-------- Records provided --------

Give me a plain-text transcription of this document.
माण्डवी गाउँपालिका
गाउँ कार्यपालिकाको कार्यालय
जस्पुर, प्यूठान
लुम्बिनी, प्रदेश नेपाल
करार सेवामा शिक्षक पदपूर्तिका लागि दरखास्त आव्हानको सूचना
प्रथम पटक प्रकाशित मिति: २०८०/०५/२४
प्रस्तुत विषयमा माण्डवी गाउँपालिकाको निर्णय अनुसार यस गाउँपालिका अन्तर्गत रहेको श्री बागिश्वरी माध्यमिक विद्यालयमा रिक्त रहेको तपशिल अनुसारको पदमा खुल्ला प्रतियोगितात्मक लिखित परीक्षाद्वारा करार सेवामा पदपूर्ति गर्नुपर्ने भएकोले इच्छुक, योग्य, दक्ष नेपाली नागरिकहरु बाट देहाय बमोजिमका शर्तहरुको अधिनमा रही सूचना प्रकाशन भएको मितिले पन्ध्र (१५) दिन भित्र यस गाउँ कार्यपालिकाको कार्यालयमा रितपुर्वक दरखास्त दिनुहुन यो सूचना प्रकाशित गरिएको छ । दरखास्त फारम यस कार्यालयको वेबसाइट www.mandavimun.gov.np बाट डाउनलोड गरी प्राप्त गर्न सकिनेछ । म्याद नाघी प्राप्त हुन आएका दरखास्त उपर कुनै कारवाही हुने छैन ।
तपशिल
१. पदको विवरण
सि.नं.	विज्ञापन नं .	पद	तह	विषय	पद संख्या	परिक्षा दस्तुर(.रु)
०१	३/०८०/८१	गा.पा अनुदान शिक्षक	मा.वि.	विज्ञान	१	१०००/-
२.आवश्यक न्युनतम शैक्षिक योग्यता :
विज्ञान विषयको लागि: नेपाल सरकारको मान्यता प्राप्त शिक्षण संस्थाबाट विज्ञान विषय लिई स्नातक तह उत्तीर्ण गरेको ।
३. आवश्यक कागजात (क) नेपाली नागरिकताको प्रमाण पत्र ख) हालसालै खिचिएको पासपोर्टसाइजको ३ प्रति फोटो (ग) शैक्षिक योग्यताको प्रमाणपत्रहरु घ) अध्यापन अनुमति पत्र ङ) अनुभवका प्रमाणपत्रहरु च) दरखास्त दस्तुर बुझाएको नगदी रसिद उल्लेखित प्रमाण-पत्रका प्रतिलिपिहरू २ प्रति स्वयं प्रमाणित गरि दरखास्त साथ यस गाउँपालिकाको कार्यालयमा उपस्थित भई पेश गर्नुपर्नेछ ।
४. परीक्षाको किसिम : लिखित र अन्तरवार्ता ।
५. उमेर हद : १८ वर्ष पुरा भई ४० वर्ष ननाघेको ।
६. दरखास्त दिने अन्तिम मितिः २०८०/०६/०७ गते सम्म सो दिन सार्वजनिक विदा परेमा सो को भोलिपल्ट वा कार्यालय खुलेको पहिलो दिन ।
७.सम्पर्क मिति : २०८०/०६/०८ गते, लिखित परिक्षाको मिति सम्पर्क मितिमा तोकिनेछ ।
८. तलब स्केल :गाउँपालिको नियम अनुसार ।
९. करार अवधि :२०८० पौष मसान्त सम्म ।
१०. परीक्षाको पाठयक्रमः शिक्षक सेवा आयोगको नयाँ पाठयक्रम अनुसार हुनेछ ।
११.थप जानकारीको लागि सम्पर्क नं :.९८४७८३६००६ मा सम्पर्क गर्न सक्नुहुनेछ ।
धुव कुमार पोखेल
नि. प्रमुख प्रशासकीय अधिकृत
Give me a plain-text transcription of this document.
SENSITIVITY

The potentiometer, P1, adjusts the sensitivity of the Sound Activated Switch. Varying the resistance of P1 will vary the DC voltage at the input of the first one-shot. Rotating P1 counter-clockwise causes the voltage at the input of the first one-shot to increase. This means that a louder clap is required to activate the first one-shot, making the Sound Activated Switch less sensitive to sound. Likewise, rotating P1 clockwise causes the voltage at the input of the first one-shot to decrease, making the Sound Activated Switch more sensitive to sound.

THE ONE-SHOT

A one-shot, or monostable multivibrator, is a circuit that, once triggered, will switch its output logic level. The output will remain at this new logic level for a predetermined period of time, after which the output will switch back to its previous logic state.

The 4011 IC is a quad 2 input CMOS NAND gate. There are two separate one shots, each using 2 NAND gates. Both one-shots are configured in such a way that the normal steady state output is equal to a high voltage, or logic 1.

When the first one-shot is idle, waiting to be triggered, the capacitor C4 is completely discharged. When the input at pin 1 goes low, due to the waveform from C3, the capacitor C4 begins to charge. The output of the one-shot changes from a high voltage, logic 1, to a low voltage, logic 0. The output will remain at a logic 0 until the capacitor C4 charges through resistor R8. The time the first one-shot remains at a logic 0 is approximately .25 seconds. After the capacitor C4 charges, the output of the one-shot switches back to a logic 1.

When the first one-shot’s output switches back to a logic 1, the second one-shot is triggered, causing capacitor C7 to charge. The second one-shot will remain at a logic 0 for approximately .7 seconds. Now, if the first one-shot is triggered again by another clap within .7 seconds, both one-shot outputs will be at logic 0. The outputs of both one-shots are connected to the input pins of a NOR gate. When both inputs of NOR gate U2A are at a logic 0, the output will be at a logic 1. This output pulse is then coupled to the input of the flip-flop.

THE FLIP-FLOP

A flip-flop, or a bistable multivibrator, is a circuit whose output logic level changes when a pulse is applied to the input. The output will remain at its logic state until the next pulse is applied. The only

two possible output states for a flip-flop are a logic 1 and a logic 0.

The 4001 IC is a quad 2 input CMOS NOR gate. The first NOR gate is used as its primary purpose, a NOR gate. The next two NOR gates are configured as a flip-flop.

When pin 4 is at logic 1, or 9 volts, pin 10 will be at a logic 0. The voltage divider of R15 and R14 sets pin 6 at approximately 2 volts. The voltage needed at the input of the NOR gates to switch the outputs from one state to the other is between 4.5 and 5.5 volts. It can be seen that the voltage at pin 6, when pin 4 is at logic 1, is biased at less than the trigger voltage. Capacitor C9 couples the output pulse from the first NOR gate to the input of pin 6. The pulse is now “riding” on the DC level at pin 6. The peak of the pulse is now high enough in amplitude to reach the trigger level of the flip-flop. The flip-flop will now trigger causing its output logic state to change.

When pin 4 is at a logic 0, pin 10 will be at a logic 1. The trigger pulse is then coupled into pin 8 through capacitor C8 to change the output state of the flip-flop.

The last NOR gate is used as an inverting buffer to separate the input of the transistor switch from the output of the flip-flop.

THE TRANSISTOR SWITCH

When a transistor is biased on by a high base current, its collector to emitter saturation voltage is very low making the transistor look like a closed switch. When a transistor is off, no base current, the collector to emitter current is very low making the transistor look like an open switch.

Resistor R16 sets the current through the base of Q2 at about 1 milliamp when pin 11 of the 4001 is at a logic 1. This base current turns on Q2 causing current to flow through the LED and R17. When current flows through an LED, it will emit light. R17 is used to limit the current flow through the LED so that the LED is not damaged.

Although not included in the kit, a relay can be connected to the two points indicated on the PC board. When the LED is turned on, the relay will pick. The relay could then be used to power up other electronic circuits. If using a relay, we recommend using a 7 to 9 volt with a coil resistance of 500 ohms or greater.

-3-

--------

Give back the whole listing exactly as it reads.

Answer in full:
Give me a plain-text transcription of this document.
माण्डवी गाउँपालिका
गाउँ कार्यपालिकाको कार्यालय
जस्पुर, प्यूठान
लुम्बिनी, प्रदेश नेपाल
करार सेवामा शिक्षक पदपूर्तिका लागि दरखास्त आव्हानको सूचना
प्रथम पटक प्रकाशित मिति: २०८०/०५/२४
प्रस्तुत विषयमा माण्डवी गाउँपालिकाको निर्णय अनुसार यस गाउँपालिका अन्तर्गत रहेको श्री बागिश्वरी माध्यमिक विद्यालयमा रिक्त रहेको तपशिल अनुसारको पदमा खुल्ला प्रतियोगितात्मक लिखित परीक्षाद्वारा करार सेवामा पदपूर्ति गर्नुपर्ने भएकोले इच्छुक, योग्य, दक्ष नेपाली नागरिकहरु बाट देहाय बमोजिमका शर्तहरुको अधिनमा रही सूचना प्रकाशन भएको मितिले पन्ध्र (१५) दिन भित्र यस गाउँ कार्यपालिकाको कार्यालयमा रितपुर्वक दरखास्त दिनुहुन यो सूचना प्रकाशित गरिएको छ । दरखास्त फारम यस कार्यालयको वेबसाइट www.mandavimun.gov.np बाट डाउनलोड गरी प्राप्त गर्न सकिनेछ । म्याद नाघी प्राप्त हुन आएका दरखास्त उपर कुनै कारवाही हुने छैन ।
तपशिल
१. पदको विवरण
सि.नं.	विज्ञापन नं .	पद	तह	विषय	पद संख्या	परिक्षा दस्तुर(.रु)
०१	३/०८०/८१	गा.पा अनुदान शिक्षक	मा.वि.	विज्ञान	१	१०००/-
२.आवश्यक न्युनतम शैक्षिक योग्यता :
विज्ञान विषयको लागि: नेपाल सरकारको मान्यता प्राप्त शिक्षण संस्थाबाट विज्ञान विषय लिई स्नातक तह उत्तीर्ण गरेको ।
३. आवश्यक कागजात (क) नेपाली नागरिकताको प्रमाण पत्र ख) हालसालै खिचिएको पासपोर्टसाइजको ३ प्रति फोटो (ग) शैक्षिक योग्यताको प्रमाणपत्रहरु घ) अध्यापन अनुमति पत्र ङ) अनुभवका प्रमाणपत्रहरु च) दरखास्त दस्तुर बुझाएको नगदी रसिद उल्लेखित प्रमाण-पत्रका प्रतिलिपिहरू २ प्रति स्वयं प्रमाणित गरि दरखास्त साथ यस गाउँपालिकाको कार्यालयमा उपस्थित भई पेश गर्नुपर्नेछ ।
४. परीक्षाको किसिम : लिखित र अन्तरवार्ता ।
५. उमेर हद : १८ वर्ष पुरा भई ४० वर्ष ननाघेको ।
६. दरखास्त दिने अन्तिम मितिः २०८०/०६/०७ गते सम्म सो दिन सार्वजनिक विदा परेमा सो को भोलिपल्ट वा कार्यालय खुलेको पहिलो दिन ।
७.सम्पर्क मिति : २०८०/०६/०८ गते, लिखित परिक्षाको मिति सम्पर्क मितिमा तोकिनेछ ।
८. तलब स्केल :गाउँपालिको नियम अनुसार ।
९. करार अवधि :२०८० पौष मसान्त सम्म ।
१०. परीक्षाको पाठयक्रमः शिक्षक सेवा आयोगको नयाँ पाठयक्रम अनुसार हुनेछ ।
११.थप जानकारीको लागि सम्पर्क नं :.९८४७८३६००६ मा सम्पर्क गर्न सक्नुहुनेछ ।
धुव कुमार पोखेल
नि. प्रमुख प्रशासकीय अधिकृत
Give me a plain-text transcription of this document.
SENSITIVITY

The potentiometer, P1, adjusts the sensitivity of the Sound Activated Switch. Varying the resistance of P1 will vary the DC voltage at the input of the first one-shot. Rotating P1 counter-clockwise causes the voltage at the input of the first one-shot to increase. This means that a louder clap is required to activate the first one-shot, making the Sound Activated Switch less sensitive to sound. Likewise, rotating P1 clockwise causes the voltage at the input of the first one-shot to decrease, making the Sound Activated Switch more sensitive to sound.

THE ONE-SHOT

A one-shot, or monostable multivibrator, is a circuit that, once triggered, will switch its output logic level. The output will remain at this new logic level for a predetermined period of time, after which the output will switch back to its previous logic state.

The 4011 IC is a quad 2 input CMOS NAND gate. There are two separate one shots, each using 2 NAND gates. Both one-shots are configured in such a way that the normal steady state output is equal to a high voltage, or logic 1.

When the first one-shot is idle, waiting to be triggered, the capacitor C4 is completely discharged. When the input at pin 1 goes low, due to the waveform from C3, the capacitor C4 begins to charge. The output of the one-shot changes from a high voltage, logic 1, to a low voltage, logic 0. The output will remain at a logic 0 until the capacitor C4 charges through resistor R8. The time the first one-shot remains at a logic 0 is approximately .25 seconds. After the capacitor C4 charges, the output of the one-shot switches back to a logic 1.

When the first one-shot’s output switches back to a logic 1, the second one-shot is triggered, causing capacitor C7 to charge. The second one-shot will remain at a logic 0 for approximately .7 seconds. Now, if the first one-shot is triggered again by another clap within .7 seconds, both one-shot outputs will be at logic 0. The outputs of both one-shots are connected to the input pins of a NOR gate. When both inputs of NOR gate U2A are at a logic 0, the output will be at a logic 1. This output pulse is then coupled to the input of the flip-flop.

THE FLIP-FLOP

A flip-flop, or a bistable multivibrator, is a circuit whose output logic level changes when a pulse is applied to the input. The output will remain at its logic state until the next pulse is applied. The only

two possible output states for a flip-flop are a logic 1 and a logic 0.

The 4001 IC is a quad 2 input CMOS NOR gate. The first NOR gate is used as its primary purpose, a NOR gate. The next two NOR gates are configured as a flip-flop.

When pin 4 is at logic 1, or 9 volts, pin 10 will be at a logic 0. The voltage divider of R15 and R14 sets pin 6 at approximately 2 volts. The voltage needed at the input of the NOR gates to switch the outputs from one state to the other is between 4.5 and 5.5 volts. It can be seen that the voltage at pin 6, when pin 4 is at logic 1, is biased at less than the trigger voltage. Capacitor C9 couples the output pulse from the first NOR gate to the input of pin 6. The pulse is now “riding” on the DC level at pin 6. The peak of the pulse is now high enough in amplitude to reach the trigger level of the flip-flop. The flip-flop will now trigger causing its output logic state to change.

When pin 4 is at a logic 0, pin 10 will be at a logic 1. The trigger pulse is then coupled into pin 8 through capacitor C8 to change the output state of the flip-flop.

The last NOR gate is used as an inverting buffer to separate the input of the transistor switch from the output of the flip-flop.

THE TRANSISTOR SWITCH

When a transistor is biased on by a high base current, its collector to emitter saturation voltage is very low making the transistor look like a closed switch. When a transistor is off, no base current, the collector to emitter current is very low making the transistor look like an open switch.

Resistor R16 sets the current through the base of Q2 at about 1 milliamp when pin 11 of the 4001 is at a logic 1. This base current turns on Q2 causing current to flow through the LED and R17. When current flows through an LED, it will emit light. R17 is used to limit the current flow through the LED so that the LED is not damaged.

Although not included in the kit, a relay can be connected to the two points indicated on the PC board. When the LED is turned on, the relay will pick. The relay could then be used to power up other electronic circuits. If using a relay, we recommend using a 7 to 9 volt with a coil resistance of 500 ohms or greater.

-3-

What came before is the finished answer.